(Dataset rows about figures)
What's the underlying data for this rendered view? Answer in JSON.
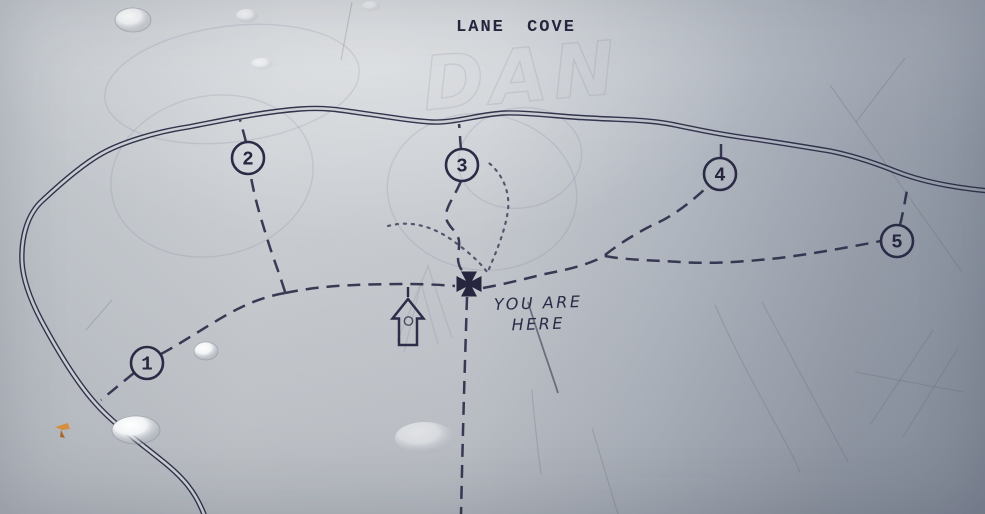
{
  "photo": {
    "kind": "trail map sign photograph",
    "ink_color": "#2d2d49",
    "background_light": "#ccd0d4",
    "background_dark": "#8a92a0"
  },
  "map": {
    "title": "LANE COVE",
    "stations": [
      {
        "id": 1,
        "label": "1",
        "x": 147,
        "y": 363
      },
      {
        "id": 2,
        "label": "2",
        "x": 248,
        "y": 158
      },
      {
        "id": 3,
        "label": "3",
        "x": 462,
        "y": 165
      },
      {
        "id": 4,
        "label": "4",
        "x": 720,
        "y": 174
      },
      {
        "id": 5,
        "label": "5",
        "x": 897,
        "y": 241
      }
    ],
    "marker": {
      "symbol": "maltese-cross",
      "label_line1": "YOU ARE",
      "label_line2": "HERE"
    },
    "icons": [
      {
        "name": "maltese-cross-icon",
        "meaning": "you-are-here marker"
      },
      {
        "name": "up-arrow-icon",
        "meaning": "direction / entrance arrow"
      }
    ],
    "line_styles": {
      "solid_double_line": "boundary road / river",
      "dashed_line": "walking trail",
      "dotted_line": "short loop track"
    },
    "graffiti_text": "DAN"
  }
}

» **WORK INSTRUCTIONS**: Leave out the pictures and transcribe everything else exactly.

» **SOLVED PROBLEM**:
What's the underlying data for this rendered view? Answer in JSON.
{
  "photo": {
    "kind": "trail map sign photograph",
    "ink_color": "#2d2d49",
    "background_light": "#ccd0d4",
    "background_dark": "#8a92a0"
  },
  "map": {
    "title": "LANE COVE",
    "stations": [
      {
        "id": 1,
        "label": "1",
        "x": 147,
        "y": 363
      },
      {
        "id": 2,
        "label": "2",
        "x": 248,
        "y": 158
      },
      {
        "id": 3,
        "label": "3",
        "x": 462,
        "y": 165
      },
      {
        "id": 4,
        "label": "4",
        "x": 720,
        "y": 174
      },
      {
        "id": 5,
        "label": "5",
        "x": 897,
        "y": 241
      }
    ],
    "marker": {
      "symbol": "maltese-cross",
      "label_line1": "YOU ARE",
      "label_line2": "HERE"
    },
    "icons": [
      {
        "name": "maltese-cross-icon",
        "meaning": "you-are-here marker"
      },
      {
        "name": "up-arrow-icon",
        "meaning": "direction / entrance arrow"
      }
    ],
    "line_styles": {
      "solid_double_line": "boundary road / river",
      "dashed_line": "walking trail",
      "dotted_line": "short loop track"
    },
    "graffiti_text": "DAN"
  }
}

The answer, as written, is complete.